#### TRECHO DE ORIGEM:
Quando do cumprimento da pena, ao analisar a concessão de benefícios, o juízo das execuções reconheceu a reincidência.
O Tribunal de origem entendeu que não sendo a reincidência da agravante reconhecida em sentença condenatória, é inviável o seu reconhecimento posterior pelo juízo da execução, porquanto consistiria em medida prejudicial ao condenado, sem o devido respeito às garantias do contraditório, ampla defesa e devido processo legal. Em suma, não seria cabível o reconhecimento da reincidência pelo Juízo da execução.
Vamos ver se o STJ concordou com esse entendimento.
Decisão do STJ:
Não, o STJ não concordou com o entendimento do Tribunal de origem. Na verdade, o STJ já tem o entendimento pacificado no sentido de que a intangibilidade da sentença penal condenatória transitada em julgado não retira do Juízo das Execuções Penais o dever de adequar o cumprimento da sanção penal às condições pessoais do réu.
E a reincidência é um fato, relativo à condição pessoal do condenado, que não pode ser desconsiderado pelo juízo da execução, independente da sua menção na sentença condenatória, pois afetaria exponencialmente o bom desenvolvimento da execução da pena traçado nas normas correspondentes.
Assim, ainda que não reconhecida na condenação, a reincidência deve ser observada pelo Juízo das Execuções para concessão de benefícios, sendo descabida a alegação de reformatio in pejus ou de violação da coisa julgada, pois se trata de atribuições distintas. Há, na verdade, a individualização da pena relativa à apreciação de institutos próprios da execução penal.

#### O QUE FAZER:
De acordo com o trecho sobre a reincidência na execução penal, quais alegações o STJ considerou descabidas? Os registros não desempenham papel algum aqui.

#### MATERIAL EXTRAÍDO:
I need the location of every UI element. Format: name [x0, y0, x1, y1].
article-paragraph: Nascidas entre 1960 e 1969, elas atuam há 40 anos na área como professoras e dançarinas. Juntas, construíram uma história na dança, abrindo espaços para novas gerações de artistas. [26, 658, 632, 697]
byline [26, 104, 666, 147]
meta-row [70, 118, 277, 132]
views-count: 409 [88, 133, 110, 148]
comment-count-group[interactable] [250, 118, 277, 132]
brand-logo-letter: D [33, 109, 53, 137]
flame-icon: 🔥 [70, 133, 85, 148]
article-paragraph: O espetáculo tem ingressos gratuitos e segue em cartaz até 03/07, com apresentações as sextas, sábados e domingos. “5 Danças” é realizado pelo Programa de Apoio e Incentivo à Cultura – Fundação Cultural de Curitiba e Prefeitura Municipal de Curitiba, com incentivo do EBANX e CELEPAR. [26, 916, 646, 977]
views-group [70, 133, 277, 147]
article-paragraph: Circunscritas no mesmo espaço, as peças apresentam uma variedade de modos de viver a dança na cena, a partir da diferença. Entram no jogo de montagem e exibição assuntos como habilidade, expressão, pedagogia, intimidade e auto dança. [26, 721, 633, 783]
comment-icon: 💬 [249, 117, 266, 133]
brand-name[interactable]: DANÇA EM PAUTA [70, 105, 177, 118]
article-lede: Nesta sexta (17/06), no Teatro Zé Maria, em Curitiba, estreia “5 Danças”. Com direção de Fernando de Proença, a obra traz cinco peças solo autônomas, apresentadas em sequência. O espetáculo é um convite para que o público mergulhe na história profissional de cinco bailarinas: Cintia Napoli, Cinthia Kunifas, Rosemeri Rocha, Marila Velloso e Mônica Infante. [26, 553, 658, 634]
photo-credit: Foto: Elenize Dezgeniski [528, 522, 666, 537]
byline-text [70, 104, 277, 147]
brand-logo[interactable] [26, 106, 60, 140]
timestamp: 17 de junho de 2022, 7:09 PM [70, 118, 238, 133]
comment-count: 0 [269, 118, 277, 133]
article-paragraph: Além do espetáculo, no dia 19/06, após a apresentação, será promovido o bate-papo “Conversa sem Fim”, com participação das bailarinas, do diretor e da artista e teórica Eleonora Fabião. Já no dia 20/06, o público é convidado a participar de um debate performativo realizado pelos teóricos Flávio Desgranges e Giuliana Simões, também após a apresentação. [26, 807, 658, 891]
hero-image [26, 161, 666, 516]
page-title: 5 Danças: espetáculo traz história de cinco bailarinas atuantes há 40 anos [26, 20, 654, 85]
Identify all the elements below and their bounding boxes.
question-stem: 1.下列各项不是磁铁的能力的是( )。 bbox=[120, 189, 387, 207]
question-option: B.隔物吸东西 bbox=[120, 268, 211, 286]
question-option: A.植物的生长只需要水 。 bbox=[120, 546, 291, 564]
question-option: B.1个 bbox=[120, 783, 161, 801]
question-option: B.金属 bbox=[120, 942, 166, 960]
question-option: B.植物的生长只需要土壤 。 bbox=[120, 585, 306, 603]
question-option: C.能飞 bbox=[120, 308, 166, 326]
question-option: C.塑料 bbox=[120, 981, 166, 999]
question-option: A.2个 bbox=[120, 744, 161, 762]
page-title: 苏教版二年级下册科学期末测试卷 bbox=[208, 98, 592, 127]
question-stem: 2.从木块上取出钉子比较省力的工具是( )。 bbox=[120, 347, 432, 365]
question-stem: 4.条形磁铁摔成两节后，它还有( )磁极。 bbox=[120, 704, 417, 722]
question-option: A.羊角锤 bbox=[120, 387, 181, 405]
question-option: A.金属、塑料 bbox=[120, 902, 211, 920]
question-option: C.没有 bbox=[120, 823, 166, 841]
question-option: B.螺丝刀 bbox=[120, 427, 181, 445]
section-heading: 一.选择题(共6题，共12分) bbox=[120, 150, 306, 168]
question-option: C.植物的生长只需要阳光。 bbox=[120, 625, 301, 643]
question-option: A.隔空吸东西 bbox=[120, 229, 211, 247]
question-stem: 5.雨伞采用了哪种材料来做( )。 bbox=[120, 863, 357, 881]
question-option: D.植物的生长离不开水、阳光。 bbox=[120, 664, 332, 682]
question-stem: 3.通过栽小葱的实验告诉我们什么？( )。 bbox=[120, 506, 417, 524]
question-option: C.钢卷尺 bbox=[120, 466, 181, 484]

#### RESULTADO DO EXERCÍCIO:
A alegação de reformatio in pejus ou de violação da coisa julgada.